[What is required] Write out every single entry exactly.

[Task data]
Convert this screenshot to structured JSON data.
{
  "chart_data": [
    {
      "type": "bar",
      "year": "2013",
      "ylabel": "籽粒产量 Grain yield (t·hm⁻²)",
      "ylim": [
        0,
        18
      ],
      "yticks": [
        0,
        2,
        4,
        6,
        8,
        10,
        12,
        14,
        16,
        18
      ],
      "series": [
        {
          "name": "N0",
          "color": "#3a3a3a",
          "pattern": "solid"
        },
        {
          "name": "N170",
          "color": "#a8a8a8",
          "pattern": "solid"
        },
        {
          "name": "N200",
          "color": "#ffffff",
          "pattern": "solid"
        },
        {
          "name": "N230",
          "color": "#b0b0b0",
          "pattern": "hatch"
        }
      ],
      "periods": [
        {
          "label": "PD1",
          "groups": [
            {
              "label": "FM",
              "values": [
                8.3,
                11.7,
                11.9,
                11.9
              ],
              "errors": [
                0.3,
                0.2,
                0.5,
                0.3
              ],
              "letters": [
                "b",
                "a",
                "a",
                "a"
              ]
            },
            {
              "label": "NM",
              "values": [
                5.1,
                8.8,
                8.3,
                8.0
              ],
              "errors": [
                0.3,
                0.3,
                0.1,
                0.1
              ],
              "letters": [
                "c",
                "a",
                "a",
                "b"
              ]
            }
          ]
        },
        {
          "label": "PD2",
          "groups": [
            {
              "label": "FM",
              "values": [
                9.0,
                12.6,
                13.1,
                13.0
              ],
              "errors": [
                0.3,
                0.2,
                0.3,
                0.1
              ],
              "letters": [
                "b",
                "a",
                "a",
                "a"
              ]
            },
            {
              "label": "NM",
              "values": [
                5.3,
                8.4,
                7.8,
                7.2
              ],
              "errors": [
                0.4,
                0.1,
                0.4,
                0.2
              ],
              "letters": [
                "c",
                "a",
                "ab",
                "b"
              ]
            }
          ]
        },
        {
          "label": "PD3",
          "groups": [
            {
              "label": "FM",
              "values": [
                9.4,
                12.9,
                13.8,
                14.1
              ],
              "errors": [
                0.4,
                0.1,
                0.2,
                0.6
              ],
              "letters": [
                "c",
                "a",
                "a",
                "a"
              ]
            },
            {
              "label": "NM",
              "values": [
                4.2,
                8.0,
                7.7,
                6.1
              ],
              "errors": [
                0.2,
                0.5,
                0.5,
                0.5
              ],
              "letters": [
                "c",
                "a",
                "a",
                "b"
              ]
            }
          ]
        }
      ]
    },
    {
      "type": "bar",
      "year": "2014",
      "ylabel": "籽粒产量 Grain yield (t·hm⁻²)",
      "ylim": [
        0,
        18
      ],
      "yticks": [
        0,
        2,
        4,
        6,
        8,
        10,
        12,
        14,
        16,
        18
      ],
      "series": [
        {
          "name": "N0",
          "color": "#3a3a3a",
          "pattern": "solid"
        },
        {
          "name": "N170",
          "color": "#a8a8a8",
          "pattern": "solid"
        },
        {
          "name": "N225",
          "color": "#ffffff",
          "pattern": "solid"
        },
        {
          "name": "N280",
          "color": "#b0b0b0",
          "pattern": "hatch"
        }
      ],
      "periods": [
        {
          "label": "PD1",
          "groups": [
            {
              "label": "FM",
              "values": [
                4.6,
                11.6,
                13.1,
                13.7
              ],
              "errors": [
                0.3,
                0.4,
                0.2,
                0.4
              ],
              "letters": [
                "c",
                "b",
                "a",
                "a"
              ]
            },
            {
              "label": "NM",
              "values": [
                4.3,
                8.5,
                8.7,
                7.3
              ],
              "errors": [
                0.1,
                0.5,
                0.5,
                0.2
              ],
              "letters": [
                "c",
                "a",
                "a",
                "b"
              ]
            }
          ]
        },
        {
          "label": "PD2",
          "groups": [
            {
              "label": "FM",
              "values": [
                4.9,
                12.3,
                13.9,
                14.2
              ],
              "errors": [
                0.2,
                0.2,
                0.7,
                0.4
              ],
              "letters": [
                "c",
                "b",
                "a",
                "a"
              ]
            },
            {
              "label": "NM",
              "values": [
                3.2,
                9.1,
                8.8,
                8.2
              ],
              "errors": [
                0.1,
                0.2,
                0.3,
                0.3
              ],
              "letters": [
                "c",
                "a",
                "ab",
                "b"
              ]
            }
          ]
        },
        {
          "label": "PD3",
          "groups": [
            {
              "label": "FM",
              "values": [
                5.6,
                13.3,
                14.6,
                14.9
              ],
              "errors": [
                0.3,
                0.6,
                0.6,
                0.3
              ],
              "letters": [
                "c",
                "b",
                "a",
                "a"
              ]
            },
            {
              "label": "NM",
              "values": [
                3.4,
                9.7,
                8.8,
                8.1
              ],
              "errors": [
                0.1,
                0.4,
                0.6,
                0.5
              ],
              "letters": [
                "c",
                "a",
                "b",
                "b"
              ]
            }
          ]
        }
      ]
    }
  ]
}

[Correct result]
Convert this screenshot to structured JSON data.
{
  "chart_data": [
    {
      "type": "bar",
      "year": "2013",
      "ylabel": "籽粒产量 Grain yield (t·hm⁻²)",
      "ylim": [
        0,
        18
      ],
      "yticks": [
        0,
        2,
        4,
        6,
        8,
        10,
        12,
        14,
        16,
        18
      ],
      "series": [
        {
          "name": "N0",
          "color": "#3a3a3a",
          "pattern": "solid"
        },
        {
          "name": "N170",
          "color": "#a8a8a8",
          "pattern": "solid"
        },
        {
          "name": "N200",
          "color": "#ffffff",
          "pattern": "solid"
        },
        {
          "name": "N230",
          "color": "#b0b0b0",
          "pattern": "hatch"
        }
      ],
      "periods": [
        {
          "label": "PD1",
          "groups": [
            {
              "label": "FM",
              "values": [
                8.3,
                11.7,
                11.9,
                11.9
              ],
              "errors": [
                0.3,
                0.2,
                0.5,
                0.3
              ],
              "letters": [
                "b",
                "a",
                "a",
                "a"
              ]
            },
            {
              "label": "NM",
              "values": [
                5.1,
                8.8,
                8.3,
                8.0
              ],
              "errors": [
                0.3,
                0.3,
                0.1,
                0.1
              ],
              "letters": [
                "c",
                "a",
                "a",
                "b"
              ]
            }
          ]
        },
        {
          "label": "PD2",
          "groups": [
            {
              "label": "FM",
              "values": [
                9.0,
                12.6,
                13.1,
                13.0
              ],
              "errors": [
                0.3,
                0.2,
                0.3,
                0.1
              ],
              "letters": [
                "b",
                "a",
                "a",
                "a"
              ]
            },
            {
              "label": "NM",
              "values": [
                5.3,
                8.4,
                7.8,
                7.2
              ],
              "errors": [
                0.4,
                0.1,
                0.4,
                0.2
              ],
              "letters": [
                "c",
                "a",
                "ab",
                "b"
              ]
            }
          ]
        },
        {
          "label": "PD3",
          "groups": [
            {
              "label": "FM",
              "values": [
                9.4,
                12.9,
                13.8,
                14.1
              ],
              "errors": [
                0.4,
                0.1,
                0.2,
                0.6
              ],
              "letters": [
                "c",
                "a",
                "a",
                "a"
              ]
            },
            {
              "label": "NM",
              "values": [
                4.2,
                8.0,
                7.7,
                6.1
              ],
              "errors": [
                0.2,
                0.5,
                0.5,
                0.5
              ],
              "letters": [
                "c",
                "a",
                "a",
                "b"
              ]
            }
          ]
        }
      ]
    },
    {
      "type": "bar",
      "year": "2014",
      "ylabel": "籽粒产量 Grain yield (t·hm⁻²)",
      "ylim": [
        0,
        18
      ],
      "yticks": [
        0,
        2,
        4,
        6,
        8,
        10,
        12,
        14,
        16,
        18
      ],
      "series": [
        {
          "name": "N0",
          "color": "#3a3a3a",
          "pattern": "solid"
        },
        {
          "name": "N170",
          "color": "#a8a8a8",
          "pattern": "solid"
        },
        {
          "name": "N225",
          "color": "#ffffff",
          "pattern": "solid"
        },
        {
          "name": "N280",
          "color": "#b0b0b0",
          "pattern": "hatch"
        }
      ],
      "periods": [
        {
          "label": "PD1",
          "groups": [
            {
              "label": "FM",
              "values": [
                4.6,
                11.6,
                13.1,
                13.7
              ],
              "errors": [
                0.3,
                0.4,
                0.2,
                0.4
              ],
              "letters": [
                "c",
                "b",
                "a",
                "a"
              ]
            },
            {
              "label": "NM",
              "values": [
                4.3,
                8.5,
                8.7,
                7.3
              ],
              "errors": [
                0.1,
                0.5,
                0.5,
                0.2
              ],
              "letters": [
                "c",
                "a",
                "a",
                "b"
              ]
            }
          ]
        },
        {
          "label": "PD2",
          "groups": [
            {
              "label": "FM",
              "values": [
                4.9,
                12.3,
                13.9,
                14.2
              ],
              "errors": [
                0.2,
                0.2,
                0.7,
                0.4
              ],
              "letters": [
                "c",
                "b",
                "a",
                "a"
              ]
            },
            {
              "label": "NM",
              "values": [
                3.2,
                9.1,
                8.8,
                8.2
              ],
              "errors": [
                0.1,
                0.2,
                0.3,
                0.3
              ],
              "letters": [
                "c",
                "a",
                "ab",
                "b"
              ]
            }
          ]
        },
        {
          "label": "PD3",
          "groups": [
            {
              "label": "FM",
              "values": [
                5.6,
                13.3,
                14.6,
                14.9
              ],
              "errors": [
                0.3,
                0.6,
                0.6,
                0.3
              ],
              "letters": [
                "c",
                "b",
                "a",
                "a"
              ]
            },
            {
              "label": "NM",
              "values": [
                3.4,
                9.7,
                8.8,
                8.1
              ],
              "errors": [
                0.1,
                0.4,
                0.6,
                0.5
              ],
              "letters": [
                "c",
                "a",
                "b",
                "b"
              ]
            }
          ]
        }
      ]
    }
  ]
}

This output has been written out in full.